=== Given request ===
Write out each record below exactly as it appears, with no pictures.

=== Provided records ===
******************************

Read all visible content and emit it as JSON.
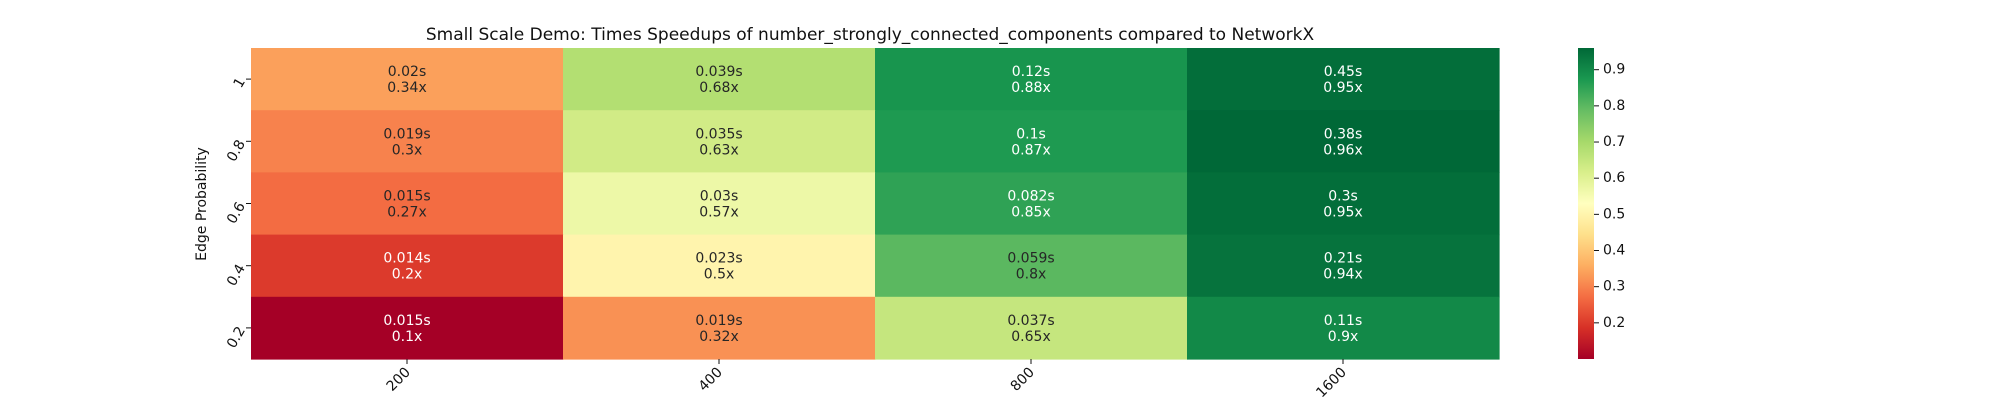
{
  "chart_data": {
    "type": "heatmap",
    "title": "Small Scale Demo: Times Speedups of number_strongly_connected_components compared to NetworkX",
    "xlabel": "",
    "ylabel": "Edge Probability",
    "x_categories": [
      "200",
      "400",
      "800",
      "1600"
    ],
    "y_categories": [
      "1",
      "0.8",
      "0.6",
      "0.4",
      "0.2"
    ],
    "rows": [
      {
        "y": "1",
        "cells": [
          {
            "x": "200",
            "time": "0.02s",
            "speedup_label": "0.34x",
            "value": 0.34
          },
          {
            "x": "400",
            "time": "0.039s",
            "speedup_label": "0.68x",
            "value": 0.68
          },
          {
            "x": "800",
            "time": "0.12s",
            "speedup_label": "0.88x",
            "value": 0.88
          },
          {
            "x": "1600",
            "time": "0.45s",
            "speedup_label": "0.95x",
            "value": 0.95
          }
        ]
      },
      {
        "y": "0.8",
        "cells": [
          {
            "x": "200",
            "time": "0.019s",
            "speedup_label": "0.3x",
            "value": 0.3
          },
          {
            "x": "400",
            "time": "0.035s",
            "speedup_label": "0.63x",
            "value": 0.63
          },
          {
            "x": "800",
            "time": "0.1s",
            "speedup_label": "0.87x",
            "value": 0.87
          },
          {
            "x": "1600",
            "time": "0.38s",
            "speedup_label": "0.96x",
            "value": 0.96
          }
        ]
      },
      {
        "y": "0.6",
        "cells": [
          {
            "x": "200",
            "time": "0.015s",
            "speedup_label": "0.27x",
            "value": 0.27
          },
          {
            "x": "400",
            "time": "0.03s",
            "speedup_label": "0.57x",
            "value": 0.57
          },
          {
            "x": "800",
            "time": "0.082s",
            "speedup_label": "0.85x",
            "value": 0.85
          },
          {
            "x": "1600",
            "time": "0.3s",
            "speedup_label": "0.95x",
            "value": 0.95
          }
        ]
      },
      {
        "y": "0.4",
        "cells": [
          {
            "x": "200",
            "time": "0.014s",
            "speedup_label": "0.2x",
            "value": 0.2
          },
          {
            "x": "400",
            "time": "0.023s",
            "speedup_label": "0.5x",
            "value": 0.5
          },
          {
            "x": "800",
            "time": "0.059s",
            "speedup_label": "0.8x",
            "value": 0.8
          },
          {
            "x": "1600",
            "time": "0.21s",
            "speedup_label": "0.94x",
            "value": 0.94
          }
        ]
      },
      {
        "y": "0.2",
        "cells": [
          {
            "x": "200",
            "time": "0.015s",
            "speedup_label": "0.1x",
            "value": 0.1
          },
          {
            "x": "400",
            "time": "0.019s",
            "speedup_label": "0.32x",
            "value": 0.32
          },
          {
            "x": "800",
            "time": "0.037s",
            "speedup_label": "0.65x",
            "value": 0.65
          },
          {
            "x": "1600",
            "time": "0.11s",
            "speedup_label": "0.9x",
            "value": 0.9
          }
        ]
      }
    ],
    "colormap": "RdYlGn",
    "colorbar": {
      "range": [
        0.1,
        0.96
      ],
      "ticks": [
        0.2,
        0.3,
        0.4,
        0.5,
        0.6,
        0.7,
        0.8,
        0.9
      ],
      "tick_labels": [
        "0.2",
        "0.3",
        "0.4",
        "0.5",
        "0.6",
        "0.7",
        "0.8",
        "0.9"
      ]
    },
    "grid": false,
    "legend": "colorbar-right"
  }
}
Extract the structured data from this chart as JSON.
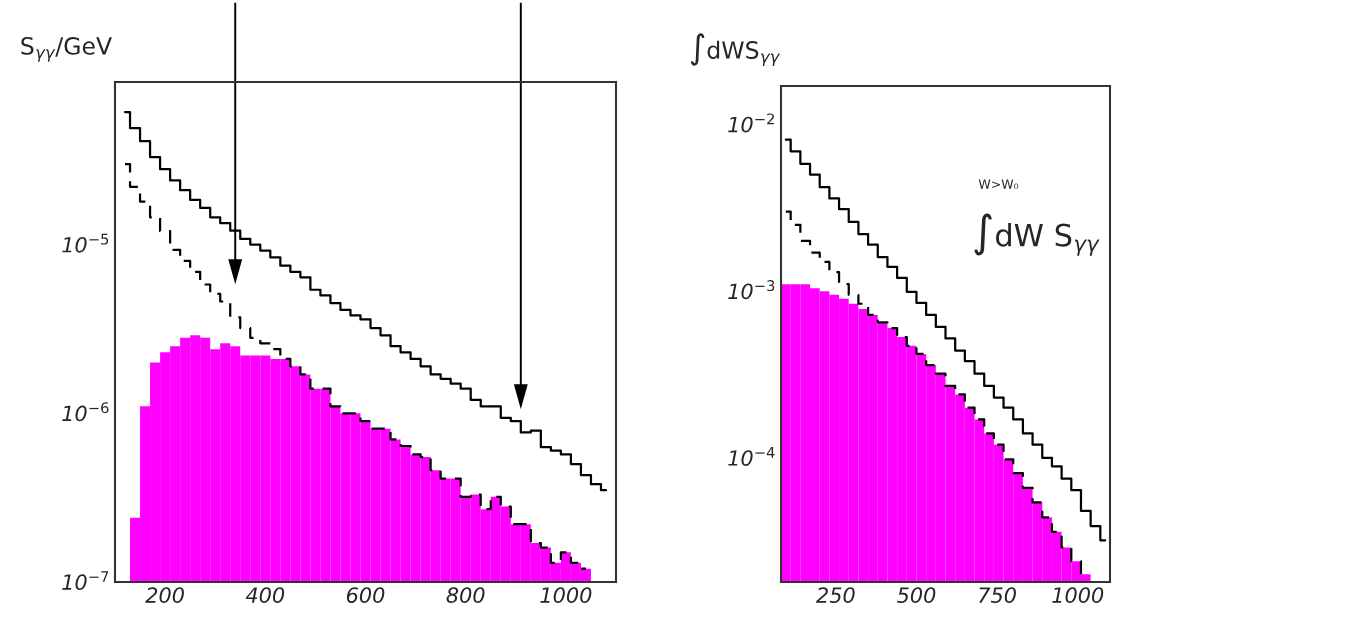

******************************

=== Final result ===
Read all visible content and emit it as JSON.
{
  "chart_data": {
    "type": "heatmap",
    "title": "Small Scale Demo: Times Speedups of number_strongly_connected_components compared to NetworkX",
    "xlabel": "",
    "ylabel": "Edge Probability",
    "x_categories": [
      "200",
      "400",
      "800",
      "1600"
    ],
    "y_categories": [
      "1",
      "0.8",
      "0.6",
      "0.4",
      "0.2"
    ],
    "rows": [
      {
        "y": "1",
        "cells": [
          {
            "x": "200",
            "time": "0.02s",
            "speedup_label": "0.34x",
            "value": 0.34
          },
          {
            "x": "400",
            "time": "0.039s",
            "speedup_label": "0.68x",
            "value": 0.68
          },
          {
            "x": "800",
            "time": "0.12s",
            "speedup_label": "0.88x",
            "value": 0.88
          },
          {
            "x": "1600",
            "time": "0.45s",
            "speedup_label": "0.95x",
            "value": 0.95
          }
        ]
      },
      {
        "y": "0.8",
        "cells": [
          {
            "x": "200",
            "time": "0.019s",
            "speedup_label": "0.3x",
            "value": 0.3
          },
          {
            "x": "400",
            "time": "0.035s",
            "speedup_label": "0.63x",
            "value": 0.63
          },
          {
            "x": "800",
            "time": "0.1s",
            "speedup_label": "0.87x",
            "value": 0.87
          },
          {
            "x": "1600",
            "time": "0.38s",
            "speedup_label": "0.96x",
            "value": 0.96
          }
        ]
      },
      {
        "y": "0.6",
        "cells": [
          {
            "x": "200",
            "time": "0.015s",
            "speedup_label": "0.27x",
            "value": 0.27
          },
          {
            "x": "400",
            "time": "0.03s",
            "speedup_label": "0.57x",
            "value": 0.57
          },
          {
            "x": "800",
            "time": "0.082s",
            "speedup_label": "0.85x",
            "value": 0.85
          },
          {
            "x": "1600",
            "time": "0.3s",
            "speedup_label": "0.95x",
            "value": 0.95
          }
        ]
      },
      {
        "y": "0.4",
        "cells": [
          {
            "x": "200",
            "time": "0.014s",
            "speedup_label": "0.2x",
            "value": 0.2
          },
          {
            "x": "400",
            "time": "0.023s",
            "speedup_label": "0.5x",
            "value": 0.5
          },
          {
            "x": "800",
            "time": "0.059s",
            "speedup_label": "0.8x",
            "value": 0.8
          },
          {
            "x": "1600",
            "time": "0.21s",
            "speedup_label": "0.94x",
            "value": 0.94
          }
        ]
      },
      {
        "y": "0.2",
        "cells": [
          {
            "x": "200",
            "time": "0.015s",
            "speedup_label": "0.1x",
            "value": 0.1
          },
          {
            "x": "400",
            "time": "0.019s",
            "speedup_label": "0.32x",
            "value": 0.32
          },
          {
            "x": "800",
            "time": "0.037s",
            "speedup_label": "0.65x",
            "value": 0.65
          },
          {
            "x": "1600",
            "time": "0.11s",
            "speedup_label": "0.9x",
            "value": 0.9
          }
        ]
      }
    ],
    "colormap": "RdYlGn",
    "colorbar": {
      "range": [
        0.1,
        0.96
      ],
      "ticks": [
        0.2,
        0.3,
        0.4,
        0.5,
        0.6,
        0.7,
        0.8,
        0.9
      ],
      "tick_labels": [
        "0.2",
        "0.3",
        "0.4",
        "0.5",
        "0.6",
        "0.7",
        "0.8",
        "0.9"
      ]
    },
    "grid": false,
    "legend": "colorbar-right"
  }
}
Extract the structured data from this chart as JSON.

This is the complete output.